Written exercise ->
Transcribe all of the material exactly, except for its pictures.

Supplied material ->
==========
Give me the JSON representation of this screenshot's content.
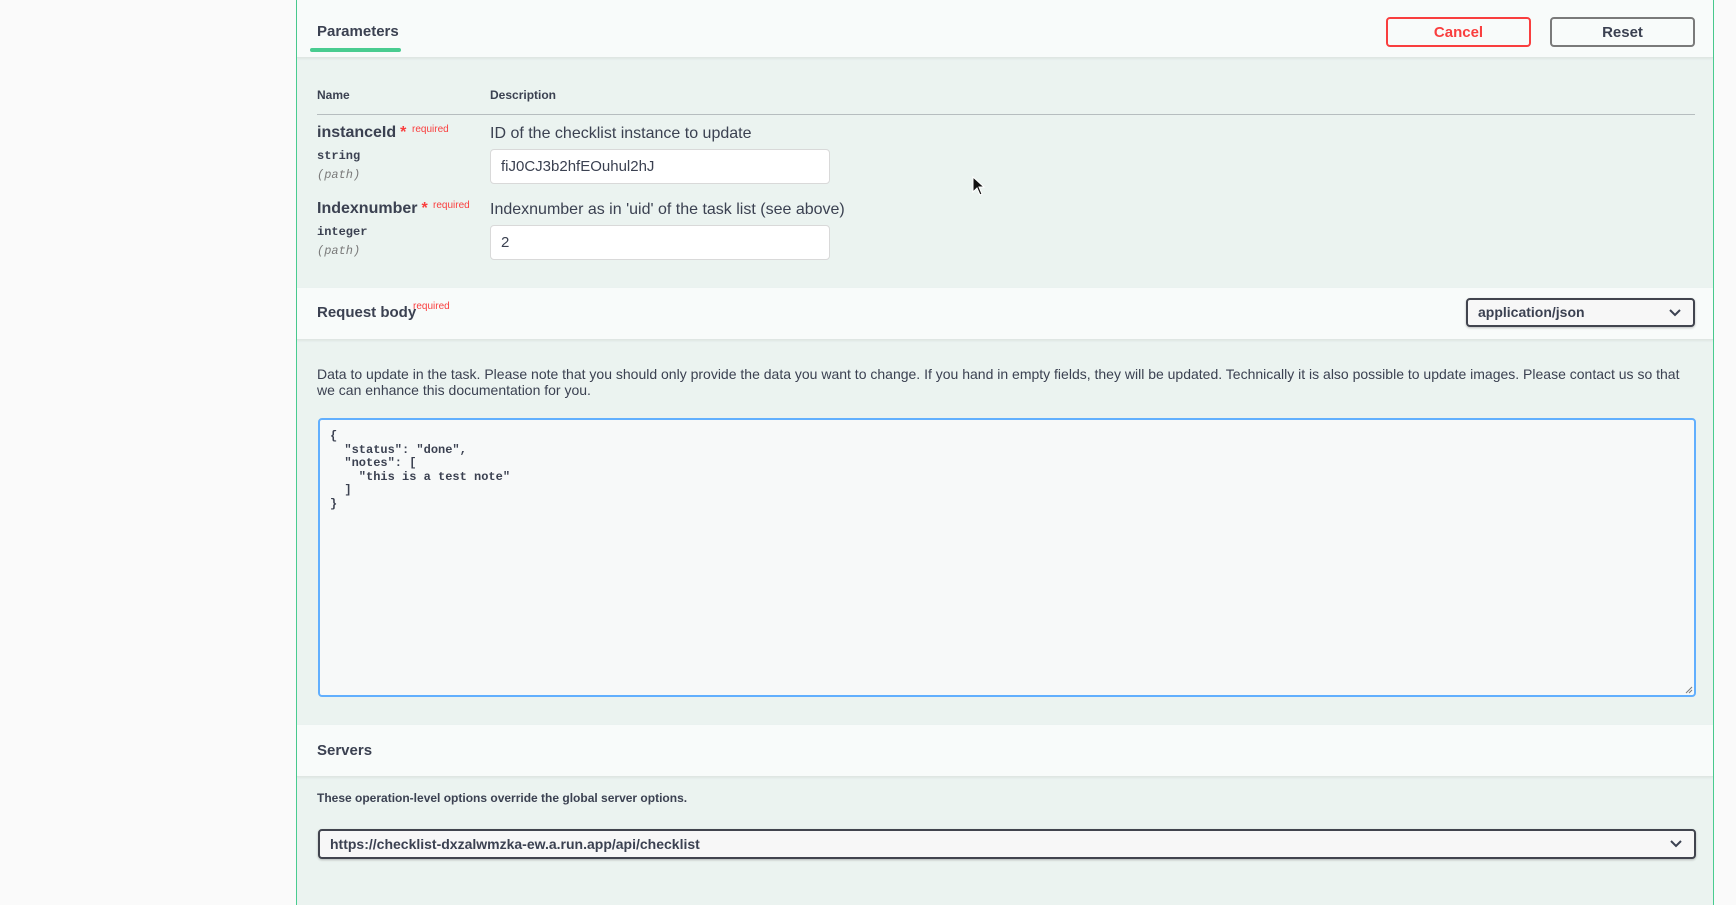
{
  "parameters_tab": {
    "label": "Parameters"
  },
  "actions": {
    "cancel_label": "Cancel",
    "reset_label": "Reset"
  },
  "table": {
    "name_header": "Name",
    "description_header": "Description",
    "required_label": "required",
    "rows": [
      {
        "name": "instanceId",
        "type": "string",
        "location": "(path)",
        "description": "ID of the checklist instance to update",
        "value": "fiJ0CJ3b2hfEOuhul2hJ"
      },
      {
        "name": "Indexnumber",
        "type": "integer",
        "location": "(path)",
        "description": "Indexnumber as in 'uid' of the task list (see above)",
        "value": "2"
      }
    ]
  },
  "request_body": {
    "title": "Request body",
    "required_label": "required",
    "content_type": "application/json",
    "description": "Data to update in the task. Please note that you should only provide the data you want to change. If you hand in empty fields, they will be updated. Technically it is also possible to update images. Please contact us so that we can enhance this documentation for you.",
    "body": "{\n  \"status\": \"done\",\n  \"notes\": [\n    \"this is a test note\"\n  ]\n}"
  },
  "servers": {
    "title": "Servers",
    "description": "These operation-level options override the global server options.",
    "selected": "https://checklist-dxzalwmzka-ew.a.run.app/api/checklist"
  },
  "colors": {
    "accent_green": "#49cc90",
    "cancel_red": "#f93e3e",
    "editor_blue": "#61affe",
    "panel_bg": "#ebf3f0"
  },
  "icons": {
    "select_chevron": "chevron-down-icon",
    "mouse_cursor": "pointer-cursor-icon",
    "resize": "resize-handle-icon"
  }
}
==========
Solution for this problem ->
Give me the JSON representation of this screenshot's content.
{
  "parameters_tab": {
    "label": "Parameters"
  },
  "actions": {
    "cancel_label": "Cancel",
    "reset_label": "Reset"
  },
  "table": {
    "name_header": "Name",
    "description_header": "Description",
    "required_label": "required",
    "rows": [
      {
        "name": "instanceId",
        "type": "string",
        "location": "(path)",
        "description": "ID of the checklist instance to update",
        "value": "fiJ0CJ3b2hfEOuhul2hJ"
      },
      {
        "name": "Indexnumber",
        "type": "integer",
        "location": "(path)",
        "description": "Indexnumber as in 'uid' of the task list (see above)",
        "value": "2"
      }
    ]
  },
  "request_body": {
    "title": "Request body",
    "required_label": "required",
    "content_type": "application/json",
    "description": "Data to update in the task. Please note that you should only provide the data you want to change. If you hand in empty fields, they will be updated. Technically it is also possible to update images. Please contact us so that we can enhance this documentation for you.",
    "body": "{\n  \"status\": \"done\",\n  \"notes\": [\n    \"this is a test note\"\n  ]\n}"
  },
  "servers": {
    "title": "Servers",
    "description": "These operation-level options override the global server options.",
    "selected": "https://checklist-dxzalwmzka-ew.a.run.app/api/checklist"
  },
  "colors": {
    "accent_green": "#49cc90",
    "cancel_red": "#f93e3e",
    "editor_blue": "#61affe",
    "panel_bg": "#ebf3f0"
  },
  "icons": {
    "select_chevron": "chevron-down-icon",
    "mouse_cursor": "pointer-cursor-icon",
    "resize": "resize-handle-icon"
  }
}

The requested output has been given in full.